### Goal:
Determine how many lines below hold the string "JSON". Reply with the number alone.

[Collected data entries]
☆ ☆ ☆ ☆

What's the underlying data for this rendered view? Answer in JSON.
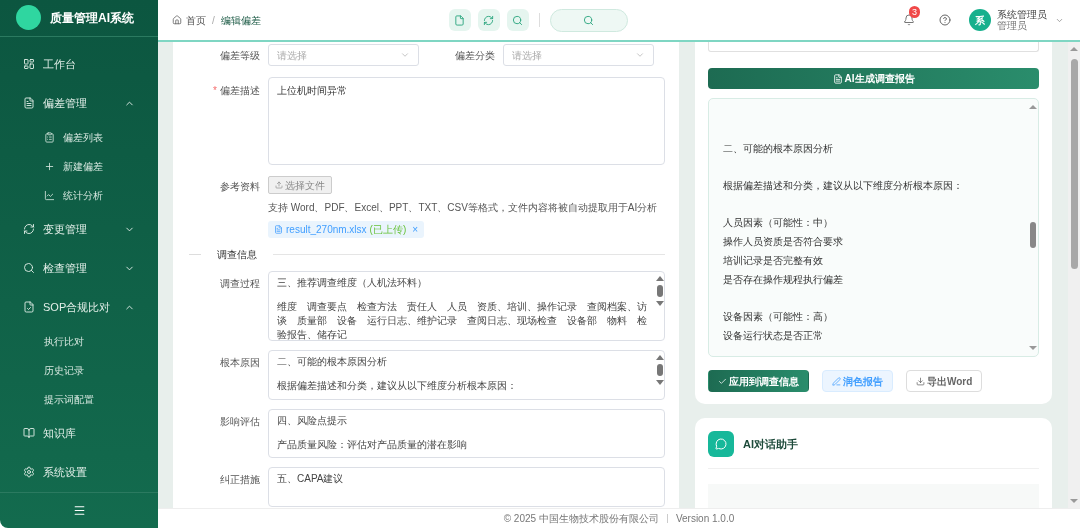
{
  "sidebar": {
    "title": "质量管理AI系统",
    "items": [
      {
        "label": "工作台"
      },
      {
        "label": "偏差管理",
        "expanded": true,
        "children": [
          {
            "label": "偏差列表"
          },
          {
            "label": "新建偏差"
          },
          {
            "label": "统计分析"
          }
        ]
      },
      {
        "label": "变更管理",
        "expanded": false
      },
      {
        "label": "检查管理",
        "expanded": false
      },
      {
        "label": "SOP合规比对",
        "expanded": true,
        "children": [
          {
            "label": "执行比对"
          },
          {
            "label": "历史记录"
          },
          {
            "label": "提示词配置"
          }
        ]
      },
      {
        "label": "知识库"
      },
      {
        "label": "系统设置"
      }
    ]
  },
  "header": {
    "breadcrumb": [
      "首页",
      "编辑偏差"
    ],
    "separator": "/",
    "notifications": "3",
    "user": {
      "avatar": "系",
      "name": "系统管理员",
      "role": "管理员"
    }
  },
  "form": {
    "selects": [
      {
        "label": "偏差等级",
        "placeholder": "请选择"
      },
      {
        "label": "偏差分类",
        "placeholder": "请选择"
      }
    ],
    "description": {
      "label": "偏差描述",
      "required_mark": "*",
      "value": "上位机时间异常"
    },
    "attachments": {
      "label": "参考资料",
      "button": "选择文件",
      "hint": "支持 Word、PDF、Excel、PPT、TXT、CSV等格式，文件内容将被自动提取用于AI分析",
      "file": "result_270nm.xlsx",
      "file_status": "(已上传)",
      "remove": "×"
    },
    "section": "调查信息",
    "fields": [
      {
        "label": "调查过程",
        "paragraphs": [
          "三、推荐调查维度（人机法环料）",
          "维度　调查要点　检查方法　责任人　人员　资质、培训、操作记录　查阅档案、访谈　质量部　设备　运行日志、维护记录　查阅日志、现场检查　设备部　物料　检验报告、储存记"
        ],
        "scrollbar": true
      },
      {
        "label": "根本原因",
        "paragraphs": [
          "二、可能的根本原因分析",
          "根据偏差描述和分类，建议从以下维度分析根本原因："
        ],
        "scrollbar": true
      },
      {
        "label": "影响评估",
        "paragraphs": [
          "四、风险点提示",
          "产品质量风险：评估对产品质量的潜在影响"
        ],
        "scrollbar": false
      },
      {
        "label": "纠正措施",
        "paragraphs": [
          "五、CAPA建议"
        ],
        "scrollbar": false
      }
    ]
  },
  "ai_panel": {
    "generate_button": "AI生成调查报告",
    "report": [
      [
        "二、可能的根本原因分析"
      ],
      [
        "根据偏差描述和分类，建议从以下维度分析根本原因："
      ],
      [
        "人员因素（可能性：中）",
        "操作人员资质是否符合要求",
        "培训记录是否完整有效",
        "是否存在操作规程执行偏差"
      ],
      [
        "设备因素（可能性：高）",
        "设备运行状态是否正常"
      ]
    ],
    "actions": [
      {
        "label": "应用到调查信息",
        "kind": "primary"
      },
      {
        "label": "润色报告",
        "kind": "soft"
      },
      {
        "label": "导出Word",
        "kind": "plain"
      }
    ],
    "chat_title": "AI对话助手"
  },
  "footer": {
    "copyright": "© 2025 中国生物技术股份有限公司",
    "version": "Version 1.0.0"
  }
}
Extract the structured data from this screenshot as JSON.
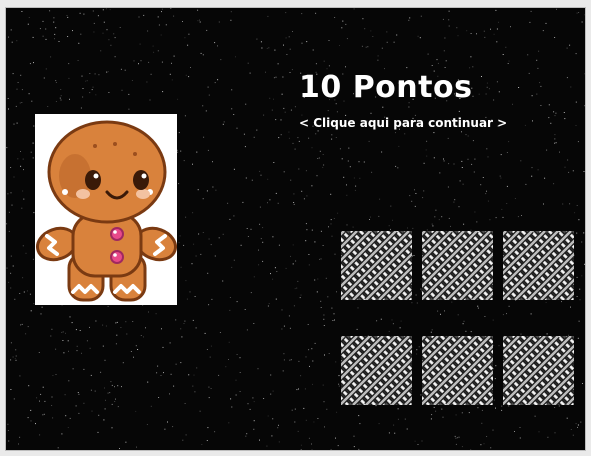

☆ ☆ ☆ ☆

### Reply to the task:
2